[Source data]
• • • • •
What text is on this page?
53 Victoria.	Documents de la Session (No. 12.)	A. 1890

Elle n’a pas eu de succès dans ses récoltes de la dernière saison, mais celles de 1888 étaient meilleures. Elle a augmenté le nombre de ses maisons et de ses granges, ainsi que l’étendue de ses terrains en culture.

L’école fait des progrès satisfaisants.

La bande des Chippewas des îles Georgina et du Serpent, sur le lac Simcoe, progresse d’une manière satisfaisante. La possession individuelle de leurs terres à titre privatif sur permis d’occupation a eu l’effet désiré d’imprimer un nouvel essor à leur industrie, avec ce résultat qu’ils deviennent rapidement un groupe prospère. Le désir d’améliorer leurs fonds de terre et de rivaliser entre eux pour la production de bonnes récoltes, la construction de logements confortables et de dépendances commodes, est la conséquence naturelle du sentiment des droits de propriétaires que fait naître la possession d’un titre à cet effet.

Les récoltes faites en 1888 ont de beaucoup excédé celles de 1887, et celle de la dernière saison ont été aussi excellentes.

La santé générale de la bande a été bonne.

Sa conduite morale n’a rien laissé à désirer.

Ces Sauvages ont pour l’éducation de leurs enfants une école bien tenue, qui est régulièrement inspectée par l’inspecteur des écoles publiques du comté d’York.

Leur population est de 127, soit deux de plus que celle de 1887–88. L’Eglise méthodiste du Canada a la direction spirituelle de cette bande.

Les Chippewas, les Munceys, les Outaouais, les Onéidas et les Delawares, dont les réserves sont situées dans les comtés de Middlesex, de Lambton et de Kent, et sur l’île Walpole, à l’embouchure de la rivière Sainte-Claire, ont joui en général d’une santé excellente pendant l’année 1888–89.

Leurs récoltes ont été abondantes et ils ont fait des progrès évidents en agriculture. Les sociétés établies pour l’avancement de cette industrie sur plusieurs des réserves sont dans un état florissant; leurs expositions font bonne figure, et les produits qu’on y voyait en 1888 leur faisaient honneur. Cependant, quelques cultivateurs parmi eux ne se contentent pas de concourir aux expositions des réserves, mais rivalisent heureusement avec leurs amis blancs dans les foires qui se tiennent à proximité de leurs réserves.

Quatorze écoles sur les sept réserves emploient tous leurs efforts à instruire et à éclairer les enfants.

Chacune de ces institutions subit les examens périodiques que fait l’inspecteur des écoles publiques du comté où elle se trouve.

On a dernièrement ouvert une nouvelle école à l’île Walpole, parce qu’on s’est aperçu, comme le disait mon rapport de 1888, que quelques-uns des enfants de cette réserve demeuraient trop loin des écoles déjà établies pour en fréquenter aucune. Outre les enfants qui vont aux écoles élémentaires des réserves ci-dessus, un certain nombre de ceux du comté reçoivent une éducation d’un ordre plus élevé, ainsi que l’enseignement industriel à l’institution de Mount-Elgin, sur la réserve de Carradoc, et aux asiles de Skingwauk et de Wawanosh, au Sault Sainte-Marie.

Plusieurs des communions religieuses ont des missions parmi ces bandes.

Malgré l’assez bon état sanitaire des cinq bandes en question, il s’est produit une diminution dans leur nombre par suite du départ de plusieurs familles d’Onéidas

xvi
• • • • •
Requirement: Exactly reproduce every line found in the records.

Result below:
What text is on this page?
53 Victoria.	Documents de la Session (No. 12.)	A. 1890

Elle n’a pas eu de succès dans ses récoltes de la dernière saison, mais celles de 1888 étaient meilleures. Elle a augmenté le nombre de ses maisons et de ses granges, ainsi que l’étendue de ses terrains en culture.

L’école fait des progrès satisfaisants.

La bande des Chippewas des îles Georgina et du Serpent, sur le lac Simcoe, progresse d’une manière satisfaisante. La possession individuelle de leurs terres à titre privatif sur permis d’occupation a eu l’effet désiré d’imprimer un nouvel essor à leur industrie, avec ce résultat qu’ils deviennent rapidement un groupe prospère. Le désir d’améliorer leurs fonds de terre et de rivaliser entre eux pour la production de bonnes récoltes, la construction de logements confortables et de dépendances commodes, est la conséquence naturelle du sentiment des droits de propriétaires que fait naître la possession d’un titre à cet effet.

Les récoltes faites en 1888 ont de beaucoup excédé celles de 1887, et celle de la dernière saison ont été aussi excellentes.

La santé générale de la bande a été bonne.

Sa conduite morale n’a rien laissé à désirer.

Ces Sauvages ont pour l’éducation de leurs enfants une école bien tenue, qui est régulièrement inspectée par l’inspecteur des écoles publiques du comté d’York.

Leur population est de 127, soit deux de plus que celle de 1887–88. L’Eglise méthodiste du Canada a la direction spirituelle de cette bande.

Les Chippewas, les Munceys, les Outaouais, les Onéidas et les Delawares, dont les réserves sont situées dans les comtés de Middlesex, de Lambton et de Kent, et sur l’île Walpole, à l’embouchure de la rivière Sainte-Claire, ont joui en général d’une santé excellente pendant l’année 1888–89.

Leurs récoltes ont été abondantes et ils ont fait des progrès évidents en agriculture. Les sociétés établies pour l’avancement de cette industrie sur plusieurs des réserves sont dans un état florissant; leurs expositions font bonne figure, et les produits qu’on y voyait en 1888 leur faisaient honneur. Cependant, quelques cultivateurs parmi eux ne se contentent pas de concourir aux expositions des réserves, mais rivalisent heureusement avec leurs amis blancs dans les foires qui se tiennent à proximité de leurs réserves.

Quatorze écoles sur les sept réserves emploient tous leurs efforts à instruire et à éclairer les enfants.

Chacune de ces institutions subit les examens périodiques que fait l’inspecteur des écoles publiques du comté où elle se trouve.

On a dernièrement ouvert une nouvelle école à l’île Walpole, parce qu’on s’est aperçu, comme le disait mon rapport de 1888, que quelques-uns des enfants de cette réserve demeuraient trop loin des écoles déjà établies pour en fréquenter aucune. Outre les enfants qui vont aux écoles élémentaires des réserves ci-dessus, un certain nombre de ceux du comté reçoivent une éducation d’un ordre plus élevé, ainsi que l’enseignement industriel à l’institution de Mount-Elgin, sur la réserve de Carradoc, et aux asiles de Skingwauk et de Wawanosh, au Sault Sainte-Marie.

Plusieurs des communions religieuses ont des missions parmi ces bandes.

Malgré l’assez bon état sanitaire des cinq bandes en question, il s’est produit une diminution dans leur nombre par suite du départ de plusieurs familles d’Onéidas

xvi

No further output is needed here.